### Task instructions
Determine the number of lines containing the word "ngminy". Reply with it and nothing else.

### Given records
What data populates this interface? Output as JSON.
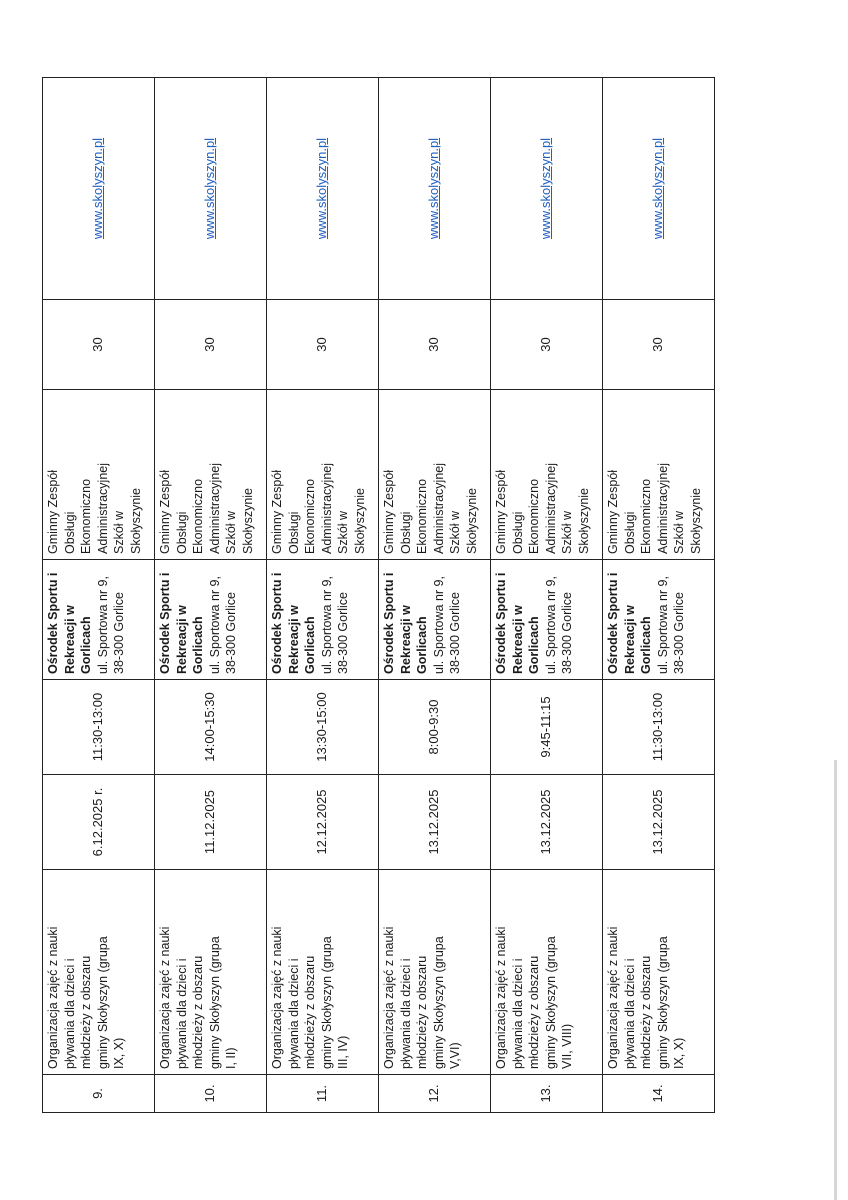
{
  "table": {
    "rows": [
      {
        "no": "9.",
        "description": "Organizacja zajęć  z nauki\npływania dla dzieci i\nmłodzieży z obszaru\ngminy Skołyszyn (grupa\nIX, X)",
        "date": "6.12.2025 r.",
        "time": "11:30-13:00",
        "place_name": "Ośrodek Sportu i\nRekreacji  w\nGorlicach",
        "place_address": "ul. Sportowa nr 9,\n38-300 Gorlice",
        "organizer": "Gminny Zespół\nObsługi\nEkonomiczno\nAdministracyjnej\nSzkół w\nSkołyszynie",
        "count": "30",
        "website": "www.skolyszyn.pl"
      },
      {
        "no": "10.",
        "description": "Organizacja zajęć  z nauki\npływania dla dzieci i\nmłodzieży z obszaru\ngminy Skołyszyn (grupa\nI, II)",
        "date": "11.12.2025",
        "time": "14:00-15:30",
        "place_name": "Ośrodek Sportu i\nRekreacji  w\nGorlicach",
        "place_address": "ul. Sportowa nr 9,\n38-300 Gorlice",
        "organizer": "Gminny Zespół\nObsługi\nEkonomiczno\nAdministracyjnej\nSzkół w\nSkołyszynie",
        "count": "30",
        "website": "www.skolyszyn.pl"
      },
      {
        "no": "11.",
        "description": "Organizacja zajęć  z nauki\npływania dla dzieci i\nmłodzieży z obszaru\ngminy Skołyszyn  (grupa\nIII, IV)",
        "date": "12.12.2025",
        "time": "13:30-15:00",
        "place_name": "Ośrodek Sportu i\nRekreacji  w\nGorlicach",
        "place_address": "ul. Sportowa nr 9,\n38-300 Gorlice",
        "organizer": "Gminny Zespół\nObsługi\nEkonomiczno\nAdministracyjnej\nSzkół w\nSkołyszynie",
        "count": "30",
        "website": "www.skolyszyn.pl"
      },
      {
        "no": "12.",
        "description": "Organizacja zajęć  z nauki\npływania dla dzieci i\nmłodzieży z obszaru\ngminy Skołyszyn  (grupa\nV,VI)",
        "date": "13.12.2025",
        "time": "8:00-9:30",
        "place_name": "Ośrodek Sportu i\nRekreacji  w\nGorlicach",
        "place_address": "ul. Sportowa nr 9,\n38-300 Gorlice",
        "organizer": "Gminny Zespół\nObsługi\nEkonomiczno\nAdministracyjnej\nSzkół w\nSkołyszynie",
        "count": "30",
        "website": "www.skolyszyn.pl"
      },
      {
        "no": "13.",
        "description": "Organizacja zajęć  z nauki\npływania dla dzieci i\nmłodzieży z obszaru\ngminy Skołyszyn (grupa\nVII, VIII)",
        "date": "13.12.2025",
        "time": "9:45-11:15",
        "place_name": "Ośrodek Sportu i\nRekreacji  w\nGorlicach",
        "place_address": "ul. Sportowa nr 9,\n38-300 Gorlice",
        "organizer": "Gminny Zespół\nObsługi\nEkonomiczno\nAdministracyjnej\nSzkół w\nSkołyszynie",
        "count": "30",
        "website": "www.skolyszyn.pl"
      },
      {
        "no": "14.",
        "description": "Organizacja zajęć  z nauki\npływania dla dzieci i\nmłodzieży z obszaru\ngminy Skołyszyn (grupa\nIX, X)",
        "date": "13.12.2025",
        "time": "11:30-13:00",
        "place_name": "Ośrodek Sportu i\nRekreacji  w\nGorlicach",
        "place_address": "ul. Sportowa nr 9,\n38-300 Gorlice",
        "organizer": "Gminny Zespół\nObsługi\nEkonomiczno\nAdministracyjnej\nSzkół w\nSkołyszynie",
        "count": "30",
        "website": "www.skolyszyn.pl"
      }
    ]
  },
  "colors": {
    "link": "#1f5fbf",
    "border": "#222222"
  }
}
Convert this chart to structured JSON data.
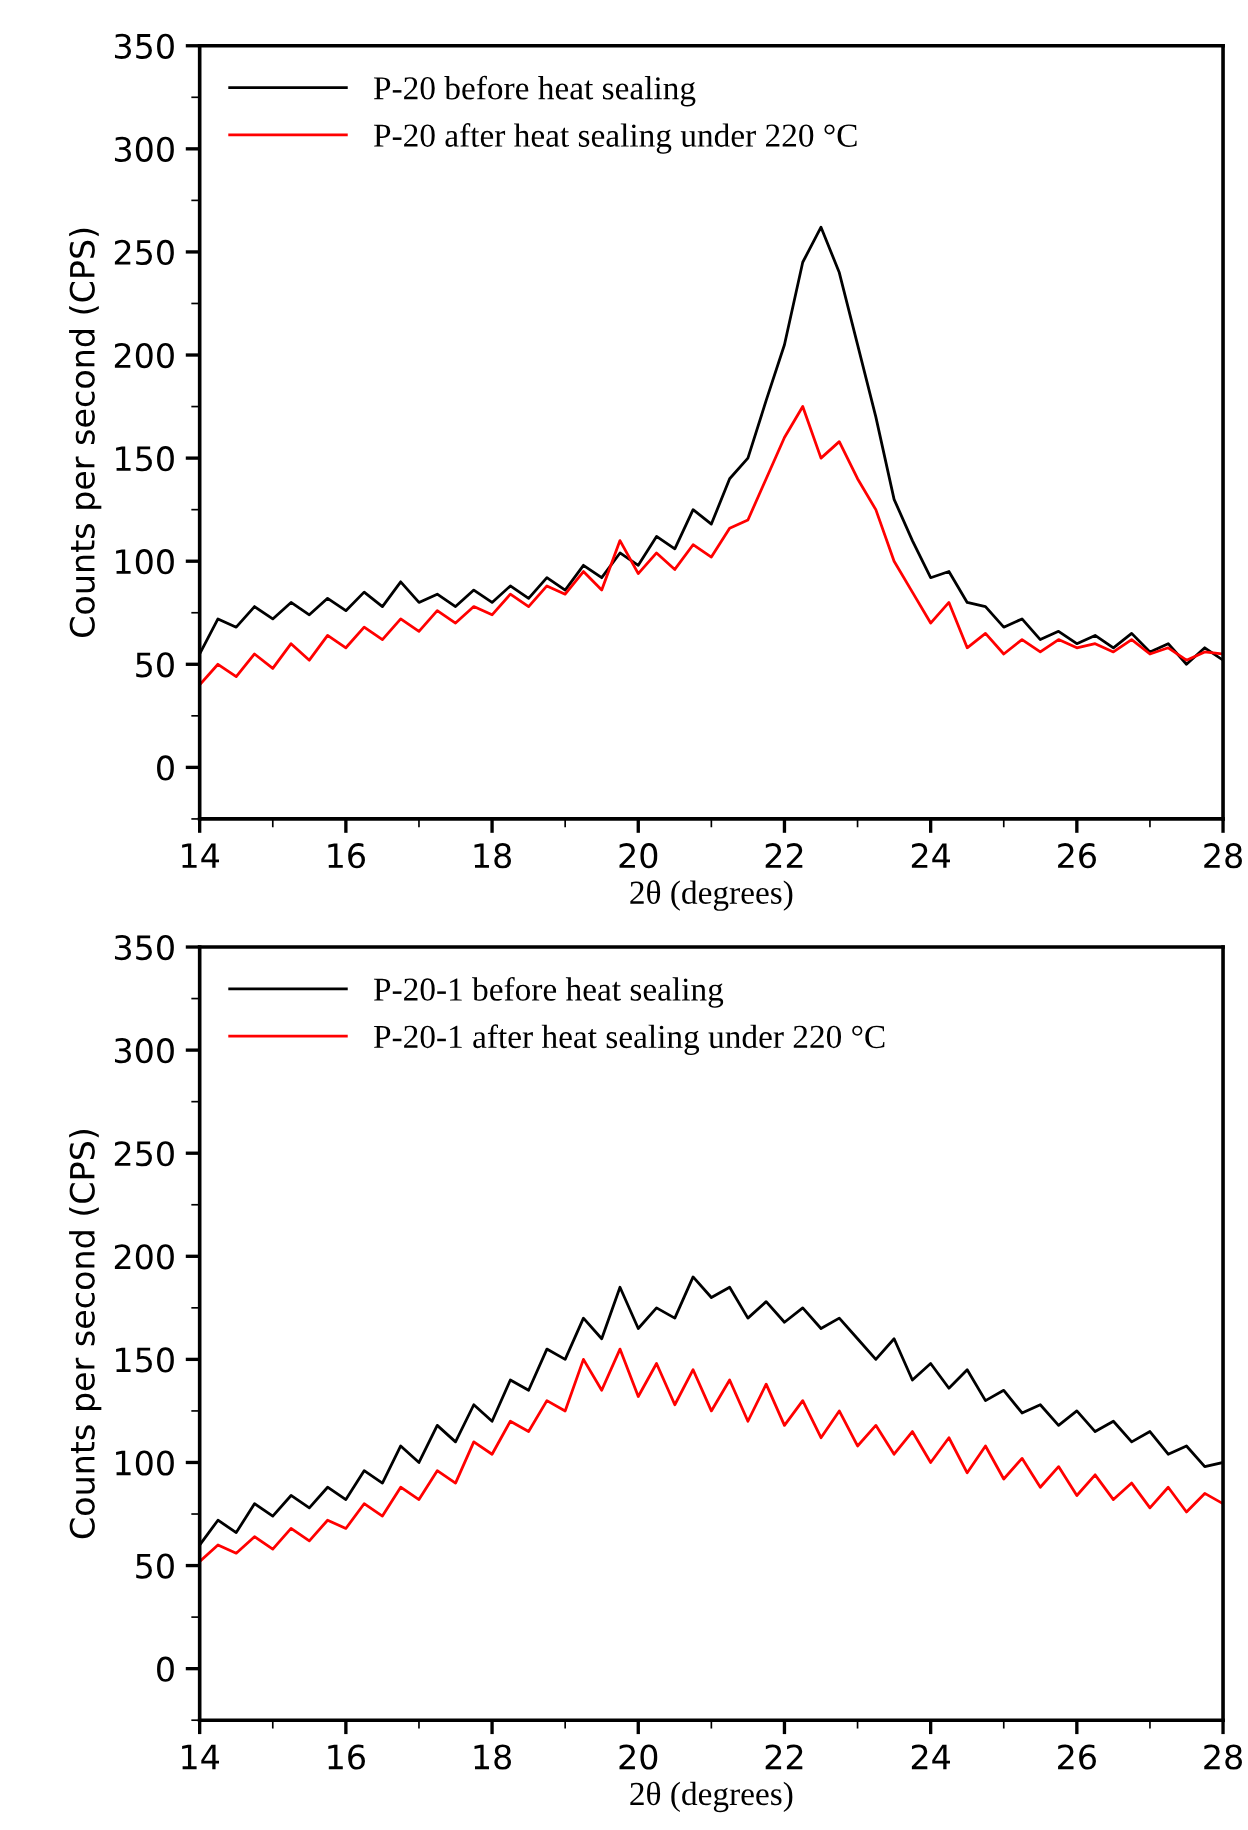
{
  "chart_data": [
    {
      "type": "line",
      "xlabel": "2θ (degrees)",
      "ylabel": "Counts per second (CPS)",
      "xlim": [
        14,
        28
      ],
      "xticks": [
        14,
        16,
        18,
        20,
        22,
        24,
        26,
        28
      ],
      "ylim": [
        -25,
        350
      ],
      "yticks": [
        0,
        50,
        100,
        150,
        200,
        250,
        300,
        350
      ],
      "legend": "top left",
      "grid": false,
      "x": [
        14,
        14.25,
        14.5,
        14.75,
        15,
        15.25,
        15.5,
        15.75,
        16,
        16.25,
        16.5,
        16.75,
        17,
        17.25,
        17.5,
        17.75,
        18,
        18.25,
        18.5,
        18.75,
        19,
        19.25,
        19.5,
        19.75,
        20,
        20.25,
        20.5,
        20.75,
        21,
        21.25,
        21.5,
        21.75,
        22,
        22.25,
        22.5,
        22.75,
        23,
        23.25,
        23.5,
        23.75,
        24,
        24.25,
        24.5,
        24.75,
        25,
        25.25,
        25.5,
        25.75,
        26,
        26.25,
        26.5,
        26.75,
        27,
        27.25,
        27.5,
        27.75,
        28
      ],
      "series": [
        {
          "name": "P-20 before heat sealing",
          "color": "#000000",
          "values": [
            55,
            72,
            68,
            78,
            72,
            80,
            74,
            82,
            76,
            85,
            78,
            90,
            80,
            84,
            78,
            86,
            80,
            88,
            82,
            92,
            86,
            98,
            92,
            104,
            98,
            112,
            106,
            125,
            118,
            140,
            150,
            178,
            205,
            245,
            262,
            240,
            205,
            170,
            130,
            110,
            92,
            95,
            80,
            78,
            68,
            72,
            62,
            66,
            60,
            64,
            58,
            65,
            56,
            60,
            50,
            58,
            52
          ]
        },
        {
          "name": "P-20 after heat sealing under 220 °C",
          "color": "#ff0000",
          "values": [
            40,
            50,
            44,
            55,
            48,
            60,
            52,
            64,
            58,
            68,
            62,
            72,
            66,
            76,
            70,
            78,
            74,
            84,
            78,
            88,
            84,
            95,
            86,
            110,
            94,
            104,
            96,
            108,
            102,
            116,
            120,
            140,
            160,
            175,
            150,
            158,
            140,
            125,
            100,
            85,
            70,
            80,
            58,
            65,
            55,
            62,
            56,
            62,
            58,
            60,
            56,
            62,
            55,
            58,
            52,
            56,
            55
          ]
        }
      ]
    },
    {
      "type": "line",
      "xlabel": "2θ (degrees)",
      "ylabel": "Counts per second (CPS)",
      "xlim": [
        14,
        28
      ],
      "xticks": [
        14,
        16,
        18,
        20,
        22,
        24,
        26,
        28
      ],
      "ylim": [
        -25,
        350
      ],
      "yticks": [
        0,
        50,
        100,
        150,
        200,
        250,
        300,
        350
      ],
      "legend": "top left",
      "grid": false,
      "x": [
        14,
        14.25,
        14.5,
        14.75,
        15,
        15.25,
        15.5,
        15.75,
        16,
        16.25,
        16.5,
        16.75,
        17,
        17.25,
        17.5,
        17.75,
        18,
        18.25,
        18.5,
        18.75,
        19,
        19.25,
        19.5,
        19.75,
        20,
        20.25,
        20.5,
        20.75,
        21,
        21.25,
        21.5,
        21.75,
        22,
        22.25,
        22.5,
        22.75,
        23,
        23.25,
        23.5,
        23.75,
        24,
        24.25,
        24.5,
        24.75,
        25,
        25.25,
        25.5,
        25.75,
        26,
        26.25,
        26.5,
        26.75,
        27,
        27.25,
        27.5,
        27.75,
        28
      ],
      "series": [
        {
          "name": "P-20-1 before heat sealing",
          "color": "#000000",
          "values": [
            60,
            72,
            66,
            80,
            74,
            84,
            78,
            88,
            82,
            96,
            90,
            108,
            100,
            118,
            110,
            128,
            120,
            140,
            135,
            155,
            150,
            170,
            160,
            185,
            165,
            175,
            170,
            190,
            180,
            185,
            170,
            178,
            168,
            175,
            165,
            170,
            160,
            150,
            160,
            140,
            148,
            136,
            145,
            130,
            135,
            124,
            128,
            118,
            125,
            115,
            120,
            110,
            115,
            104,
            108,
            98,
            100
          ]
        },
        {
          "name": "P-20-1 after heat sealing under 220 °C",
          "color": "#ff0000",
          "values": [
            52,
            60,
            56,
            64,
            58,
            68,
            62,
            72,
            68,
            80,
            74,
            88,
            82,
            96,
            90,
            110,
            104,
            120,
            115,
            130,
            125,
            150,
            135,
            155,
            132,
            148,
            128,
            145,
            125,
            140,
            120,
            138,
            118,
            130,
            112,
            125,
            108,
            118,
            104,
            115,
            100,
            112,
            95,
            108,
            92,
            102,
            88,
            98,
            84,
            94,
            82,
            90,
            78,
            88,
            76,
            85,
            80
          ]
        }
      ]
    }
  ]
}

### Task output
6